↓

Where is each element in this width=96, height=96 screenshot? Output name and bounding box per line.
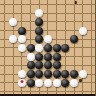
board-cell[interactable] xyxy=(35,0,44,9)
black-stone xyxy=(44,70,52,78)
board-cell[interactable] xyxy=(9,44,18,53)
board-cell[interactable] xyxy=(26,26,35,35)
board-cell[interactable] xyxy=(52,79,61,88)
board-cell[interactable] xyxy=(0,35,9,44)
board-cell[interactable] xyxy=(70,35,79,44)
board-cell[interactable] xyxy=(70,61,79,70)
board-cell[interactable] xyxy=(26,44,35,53)
board-cell[interactable] xyxy=(0,0,9,9)
white-stone xyxy=(44,35,52,43)
board-cell[interactable] xyxy=(44,79,53,88)
black-stone xyxy=(61,79,69,87)
black-stone xyxy=(35,35,43,43)
board-cell[interactable] xyxy=(35,79,44,88)
black-stone xyxy=(61,70,69,78)
board-cell[interactable] xyxy=(0,61,9,70)
black-stone xyxy=(44,61,52,69)
board-cell[interactable] xyxy=(79,52,88,61)
board-cell[interactable] xyxy=(61,26,70,35)
board-cell[interactable] xyxy=(79,44,88,53)
board-cell[interactable] xyxy=(26,79,35,88)
white-stone xyxy=(18,70,26,78)
board-cell[interactable] xyxy=(9,0,18,9)
board-cell[interactable] xyxy=(35,35,44,44)
board-cell[interactable] xyxy=(61,52,70,61)
board-cell[interactable] xyxy=(26,0,35,9)
board-cell[interactable] xyxy=(61,44,70,53)
board-cell[interactable] xyxy=(61,9,70,18)
board-cell[interactable] xyxy=(9,70,18,79)
board-cell[interactable] xyxy=(9,79,18,88)
board-cell[interactable] xyxy=(9,17,18,26)
board-cell[interactable] xyxy=(52,0,61,9)
board-cell[interactable] xyxy=(79,17,88,26)
black-stone xyxy=(27,79,35,87)
black-stone xyxy=(53,44,61,52)
board-cell[interactable] xyxy=(52,9,61,18)
black-stone xyxy=(35,70,43,78)
board-cell[interactable] xyxy=(26,17,35,26)
black-stone xyxy=(53,70,61,78)
black-stone xyxy=(35,53,43,61)
board-cell[interactable] xyxy=(17,70,26,79)
board-cell[interactable] xyxy=(44,61,53,70)
board-cell[interactable] xyxy=(44,0,53,9)
board-cell[interactable] xyxy=(52,44,61,53)
board-cell[interactable] xyxy=(61,0,70,9)
board-cell[interactable] xyxy=(35,9,44,18)
black-stone xyxy=(35,27,43,35)
board-cell[interactable] xyxy=(79,9,88,18)
black-stone xyxy=(44,44,52,52)
board-cell[interactable] xyxy=(70,70,79,79)
board-cell[interactable] xyxy=(70,52,79,61)
black-stone xyxy=(70,35,78,43)
black-stone xyxy=(53,61,61,69)
board-cell[interactable] xyxy=(61,61,70,70)
board-cell[interactable] xyxy=(79,70,88,79)
board-cell[interactable] xyxy=(0,9,9,18)
board-cell[interactable] xyxy=(0,52,9,61)
white-stone xyxy=(35,9,43,17)
white-stone xyxy=(35,44,43,52)
black-stone xyxy=(61,44,69,52)
board-cell[interactable] xyxy=(9,26,18,35)
board-cell[interactable] xyxy=(17,0,26,9)
board-cell[interactable] xyxy=(35,70,44,79)
black-stone xyxy=(27,44,35,52)
board-cell[interactable] xyxy=(79,26,88,35)
white-stone xyxy=(53,79,61,87)
board-cell[interactable] xyxy=(9,61,18,70)
white-stone xyxy=(70,79,78,87)
board-cell[interactable] xyxy=(26,35,35,44)
board-cell[interactable] xyxy=(52,52,61,61)
board-cell[interactable] xyxy=(0,44,9,53)
board-cell[interactable] xyxy=(61,70,70,79)
board-cell[interactable] xyxy=(9,9,18,18)
board-cell[interactable] xyxy=(70,17,79,26)
board-cell[interactable] xyxy=(44,70,53,79)
white-stone xyxy=(27,53,35,61)
board-cell[interactable] xyxy=(9,35,18,44)
board-cell[interactable] xyxy=(9,52,18,61)
board-cell[interactable] xyxy=(52,70,61,79)
black-stone xyxy=(27,70,35,78)
board-cell[interactable] xyxy=(35,17,44,26)
white-stone xyxy=(9,35,17,43)
board-cell[interactable] xyxy=(35,44,44,53)
board-cell[interactable] xyxy=(61,35,70,44)
white-stone xyxy=(44,79,52,87)
white-stone xyxy=(18,44,26,52)
board-cell[interactable] xyxy=(61,17,70,26)
go-board xyxy=(0,0,96,96)
board-cell[interactable] xyxy=(0,70,9,79)
black-stone xyxy=(18,27,26,35)
board-cell[interactable] xyxy=(79,79,88,88)
board-cell[interactable] xyxy=(26,70,35,79)
board-cell[interactable] xyxy=(70,44,79,53)
board-cell[interactable] xyxy=(44,26,53,35)
board-cell[interactable] xyxy=(70,9,79,18)
board-cell[interactable] xyxy=(52,17,61,26)
board-edge-right xyxy=(95,0,96,96)
board-cell[interactable] xyxy=(26,9,35,18)
board-cell[interactable] xyxy=(17,35,26,44)
board-edge-bottom xyxy=(0,94,96,96)
board-cell[interactable] xyxy=(0,17,9,26)
board-cell[interactable] xyxy=(70,26,79,35)
board-cell[interactable] xyxy=(44,52,53,61)
board-cell[interactable] xyxy=(26,61,35,70)
board-cell[interactable] xyxy=(17,26,26,35)
board-cell[interactable] xyxy=(17,61,26,70)
board-cell[interactable] xyxy=(17,52,26,61)
board-cell[interactable] xyxy=(44,17,53,26)
board-cell[interactable] xyxy=(0,26,9,35)
white-stone xyxy=(9,18,17,26)
black-stone xyxy=(70,70,78,78)
board-cell[interactable] xyxy=(17,9,26,18)
board-cell[interactable] xyxy=(35,26,44,35)
white-stone xyxy=(35,79,43,87)
board-cell[interactable] xyxy=(79,61,88,70)
go-grid xyxy=(0,0,96,96)
black-stone xyxy=(35,18,43,26)
board-cell[interactable] xyxy=(35,61,44,70)
last-move-marker xyxy=(20,80,23,83)
board-cell[interactable] xyxy=(44,9,53,18)
board-cell[interactable] xyxy=(26,52,35,61)
board-cell[interactable] xyxy=(17,44,26,53)
black-stone xyxy=(35,61,43,69)
board-cell[interactable] xyxy=(35,52,44,61)
board-cell[interactable] xyxy=(17,17,26,26)
board-cell[interactable] xyxy=(70,79,79,88)
board-cell[interactable] xyxy=(61,79,70,88)
board-cell[interactable] xyxy=(52,26,61,35)
board-cell[interactable] xyxy=(0,79,9,88)
black-stone xyxy=(27,61,35,69)
white-stone xyxy=(79,70,87,78)
board-cell[interactable] xyxy=(70,0,79,9)
white-stone xyxy=(79,27,87,35)
board-cell[interactable] xyxy=(79,35,88,44)
board-cell[interactable] xyxy=(52,61,61,70)
black-stone xyxy=(53,53,61,61)
board-cell[interactable] xyxy=(44,35,53,44)
white-stone xyxy=(18,79,26,87)
black-stone xyxy=(44,53,52,61)
board-cell[interactable] xyxy=(17,79,26,88)
white-stone xyxy=(18,35,26,43)
board-cell[interactable] xyxy=(79,0,88,9)
board-cell[interactable] xyxy=(44,44,53,53)
board-cell[interactable] xyxy=(52,35,61,44)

↑

• TASK STATEMENT: Could you give the stretch of the records from the line containing "board-cell[interactable] xyxy=(35,0,44,9)" through the line containing "board-cell[interactable] xyxy=(9,79,18,88)", both included, as a JSON list of strings with one string per line and blank lines left out?

• RESULT:
[
  "board-cell[interactable] xyxy=(35,0,44,9)",
  "black-stone xyxy=(44,70,52,78)",
  "board-cell[interactable] xyxy=(9,44,18,53)",
  "board-cell[interactable] xyxy=(26,26,35,35)",
  "board-cell[interactable] xyxy=(52,79,61,88)",
  "board-cell[interactable] xyxy=(0,35,9,44)",
  "board-cell[interactable] xyxy=(70,35,79,44)",
  "board-cell[interactable] xyxy=(70,61,79,70)",
  "board-cell[interactable] xyxy=(26,44,35,53)",
  "board-cell[interactable] xyxy=(0,0,9,9)",
  "white-stone xyxy=(44,35,52,43)",
  "board-cell[interactable] xyxy=(44,79,53,88)",
  "black-stone xyxy=(61,79,69,87)",
  "black-stone xyxy=(35,35,43,43)",
  "board-cell[interactable] xyxy=(35,79,44,88)",
  "black-stone xyxy=(61,70,69,78)",
  "board-cell[interactable] xyxy=(0,61,9,70)",
  "black-stone xyxy=(44,61,52,69)",
  "board-cell[interactable] xyxy=(79,52,88,61)",
  "board-cell[interactable] xyxy=(61,26,70,35)",
  "board-cell[interactable] xyxy=(79,44,88,53)",
  "board-cell[interactable] xyxy=(26,79,35,88)",
  "white-stone xyxy=(18,70,26,78)",
  "board-cell[interactable] xyxy=(9,0,18,9)",
  "board-cell[interactable] xyxy=(35,35,44,44)",
  "board-cell[interactable] xyxy=(61,52,70,61)",
  "board-cell[interactable] xyxy=(26,0,35,9)",
  "board-cell[interactable] xyxy=(61,44,70,53)",
  "board-cell[interactable] xyxy=(61,9,70,18)",
  "board-cell[interactable] xyxy=(9,70,18,79)",
  "board-cell[interactable] xyxy=(9,79,18,88)"
]